REQUIREMENT: Repeat the material exactly, leaving nothing out.

SUPPLIED ENTRIES:

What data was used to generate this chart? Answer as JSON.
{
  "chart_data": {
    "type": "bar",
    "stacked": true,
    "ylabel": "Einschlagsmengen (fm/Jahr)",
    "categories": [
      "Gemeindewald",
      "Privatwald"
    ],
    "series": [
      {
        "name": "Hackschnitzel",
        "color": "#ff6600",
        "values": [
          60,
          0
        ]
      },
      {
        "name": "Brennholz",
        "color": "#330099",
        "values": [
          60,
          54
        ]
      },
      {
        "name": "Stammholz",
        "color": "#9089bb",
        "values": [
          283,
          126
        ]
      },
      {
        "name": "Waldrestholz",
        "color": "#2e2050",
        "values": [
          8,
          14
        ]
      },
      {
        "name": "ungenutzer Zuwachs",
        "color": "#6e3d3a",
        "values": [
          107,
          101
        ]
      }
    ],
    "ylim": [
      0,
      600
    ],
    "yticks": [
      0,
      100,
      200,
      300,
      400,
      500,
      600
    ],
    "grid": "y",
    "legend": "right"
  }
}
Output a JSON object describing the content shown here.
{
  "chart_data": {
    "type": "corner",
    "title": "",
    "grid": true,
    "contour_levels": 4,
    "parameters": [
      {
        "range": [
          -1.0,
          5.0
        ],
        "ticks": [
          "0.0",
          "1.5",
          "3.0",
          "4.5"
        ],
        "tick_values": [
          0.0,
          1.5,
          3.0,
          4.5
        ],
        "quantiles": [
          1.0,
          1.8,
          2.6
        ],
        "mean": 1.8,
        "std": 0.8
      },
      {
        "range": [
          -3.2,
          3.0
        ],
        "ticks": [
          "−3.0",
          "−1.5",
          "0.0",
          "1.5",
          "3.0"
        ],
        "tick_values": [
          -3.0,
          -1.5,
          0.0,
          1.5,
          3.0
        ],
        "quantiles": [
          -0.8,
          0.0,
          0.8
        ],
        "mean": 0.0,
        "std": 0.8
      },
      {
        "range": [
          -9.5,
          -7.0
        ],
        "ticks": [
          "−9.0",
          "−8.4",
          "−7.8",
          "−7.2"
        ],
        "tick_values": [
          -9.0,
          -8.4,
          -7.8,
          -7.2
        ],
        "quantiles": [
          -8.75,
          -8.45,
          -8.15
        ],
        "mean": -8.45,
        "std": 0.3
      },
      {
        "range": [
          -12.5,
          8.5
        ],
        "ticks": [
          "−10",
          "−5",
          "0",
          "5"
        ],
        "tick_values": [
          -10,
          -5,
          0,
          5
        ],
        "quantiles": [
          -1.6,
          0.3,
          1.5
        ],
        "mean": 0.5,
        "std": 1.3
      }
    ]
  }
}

TASK ANSWER:
What data was used to generate this chart? Answer as JSON.
{
  "chart_data": {
    "type": "bar",
    "stacked": true,
    "ylabel": "Einschlagsmengen (fm/Jahr)",
    "categories": [
      "Gemeindewald",
      "Privatwald"
    ],
    "series": [
      {
        "name": "Hackschnitzel",
        "color": "#ff6600",
        "values": [
          60,
          0
        ]
      },
      {
        "name": "Brennholz",
        "color": "#330099",
        "values": [
          60,
          54
        ]
      },
      {
        "name": "Stammholz",
        "color": "#9089bb",
        "values": [
          283,
          126
        ]
      },
      {
        "name": "Waldrestholz",
        "color": "#2e2050",
        "values": [
          8,
          14
        ]
      },
      {
        "name": "ungenutzer Zuwachs",
        "color": "#6e3d3a",
        "values": [
          107,
          101
        ]
      }
    ],
    "ylim": [
      0,
      600
    ],
    "yticks": [
      0,
      100,
      200,
      300,
      400,
      500,
      600
    ],
    "grid": "y",
    "legend": "right"
  }
}
Output a JSON object describing the content shown here.
{
  "chart_data": {
    "type": "corner",
    "title": "",
    "grid": true,
    "contour_levels": 4,
    "parameters": [
      {
        "range": [
          -1.0,
          5.0
        ],
        "ticks": [
          "0.0",
          "1.5",
          "3.0",
          "4.5"
        ],
        "tick_values": [
          0.0,
          1.5,
          3.0,
          4.5
        ],
        "quantiles": [
          1.0,
          1.8,
          2.6
        ],
        "mean": 1.8,
        "std": 0.8
      },
      {
        "range": [
          -3.2,
          3.0
        ],
        "ticks": [
          "−3.0",
          "−1.5",
          "0.0",
          "1.5",
          "3.0"
        ],
        "tick_values": [
          -3.0,
          -1.5,
          0.0,
          1.5,
          3.0
        ],
        "quantiles": [
          -0.8,
          0.0,
          0.8
        ],
        "mean": 0.0,
        "std": 0.8
      },
      {
        "range": [
          -9.5,
          -7.0
        ],
        "ticks": [
          "−9.0",
          "−8.4",
          "−7.8",
          "−7.2"
        ],
        "tick_values": [
          -9.0,
          -8.4,
          -7.8,
          -7.2
        ],
        "quantiles": [
          -8.75,
          -8.45,
          -8.15
        ],
        "mean": -8.45,
        "std": 0.3
      },
      {
        "range": [
          -12.5,
          8.5
        ],
        "ticks": [
          "−10",
          "−5",
          "0",
          "5"
        ],
        "tick_values": [
          -10,
          -5,
          0,
          5
        ],
        "quantiles": [
          -1.6,
          0.3,
          1.5
        ],
        "mean": 0.5,
        "std": 1.3
      }
    ]
  }
}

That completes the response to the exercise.